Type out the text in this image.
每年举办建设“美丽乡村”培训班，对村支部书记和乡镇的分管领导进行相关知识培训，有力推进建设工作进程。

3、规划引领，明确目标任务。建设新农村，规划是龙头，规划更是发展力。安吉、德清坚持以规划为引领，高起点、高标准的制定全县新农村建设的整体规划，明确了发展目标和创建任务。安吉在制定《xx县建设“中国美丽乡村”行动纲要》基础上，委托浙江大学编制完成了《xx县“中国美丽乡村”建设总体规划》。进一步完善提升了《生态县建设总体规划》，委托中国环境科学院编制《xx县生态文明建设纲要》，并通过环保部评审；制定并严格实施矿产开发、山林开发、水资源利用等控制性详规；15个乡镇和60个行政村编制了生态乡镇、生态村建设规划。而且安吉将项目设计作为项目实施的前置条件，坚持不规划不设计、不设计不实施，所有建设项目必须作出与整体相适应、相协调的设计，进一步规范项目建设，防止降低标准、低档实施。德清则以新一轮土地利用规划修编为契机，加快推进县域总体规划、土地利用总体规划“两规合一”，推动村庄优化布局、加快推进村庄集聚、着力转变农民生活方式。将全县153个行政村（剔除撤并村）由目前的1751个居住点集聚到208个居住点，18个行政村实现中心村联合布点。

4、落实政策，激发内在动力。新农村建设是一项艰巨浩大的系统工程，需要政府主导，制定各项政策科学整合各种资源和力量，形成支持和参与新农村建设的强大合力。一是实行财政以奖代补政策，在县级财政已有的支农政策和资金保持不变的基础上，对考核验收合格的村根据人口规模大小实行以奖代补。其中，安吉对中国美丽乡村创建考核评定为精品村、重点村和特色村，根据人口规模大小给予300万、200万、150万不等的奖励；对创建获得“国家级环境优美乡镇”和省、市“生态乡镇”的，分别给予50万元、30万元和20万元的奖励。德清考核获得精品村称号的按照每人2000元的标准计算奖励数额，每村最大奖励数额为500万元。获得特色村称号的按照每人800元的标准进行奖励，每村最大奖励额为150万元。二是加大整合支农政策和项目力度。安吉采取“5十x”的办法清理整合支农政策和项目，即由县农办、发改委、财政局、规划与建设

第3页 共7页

WHAT YOU SHOULD DO | Return all of the data word for word.

TASK RESULT |
Type out the text in this image.
每年举办建设“美丽乡村”培训班，对村支部书记和乡镇的分管领导进行相关知识培训，有力推进建设工作进程。

3、规划引领，明确目标任务。建设新农村，规划是龙头，规划更是发展力。安吉、德清坚持以规划为引领，高起点、高标准的制定全县新农村建设的整体规划，明确了发展目标和创建任务。安吉在制定《xx县建设“中国美丽乡村”行动纲要》基础上，委托浙江大学编制完成了《xx县“中国美丽乡村”建设总体规划》。进一步完善提升了《生态县建设总体规划》，委托中国环境科学院编制《xx县生态文明建设纲要》，并通过环保部评审；制定并严格实施矿产开发、山林开发、水资源利用等控制性详规；15个乡镇和60个行政村编制了生态乡镇、生态村建设规划。而且安吉将项目设计作为项目实施的前置条件，坚持不规划不设计、不设计不实施，所有建设项目必须作出与整体相适应、相协调的设计，进一步规范项目建设，防止降低标准、低档实施。德清则以新一轮土地利用规划修编为契机，加快推进县域总体规划、土地利用总体规划“两规合一”，推动村庄优化布局、加快推进村庄集聚、着力转变农民生活方式。将全县153个行政村（剔除撤并村）由目前的1751个居住点集聚到208个居住点，18个行政村实现中心村联合布点。

4、落实政策，激发内在动力。新农村建设是一项艰巨浩大的系统工程，需要政府主导，制定各项政策科学整合各种资源和力量，形成支持和参与新农村建设的强大合力。一是实行财政以奖代补政策，在县级财政已有的支农政策和资金保持不变的基础上，对考核验收合格的村根据人口规模大小实行以奖代补。其中，安吉对中国美丽乡村创建考核评定为精品村、重点村和特色村，根据人口规模大小给予300万、200万、150万不等的奖励；对创建获得“国家级环境优美乡镇”和省、市“生态乡镇”的，分别给予50万元、30万元和20万元的奖励。德清考核获得精品村称号的按照每人2000元的标准计算奖励数额，每村最大奖励数额为500万元。获得特色村称号的按照每人800元的标准进行奖励，每村最大奖励额为150万元。二是加大整合支农政策和项目力度。安吉采取“5十x”的办法清理整合支农政策和项目，即由县农办、发改委、财政局、规划与建设

第3页 共7页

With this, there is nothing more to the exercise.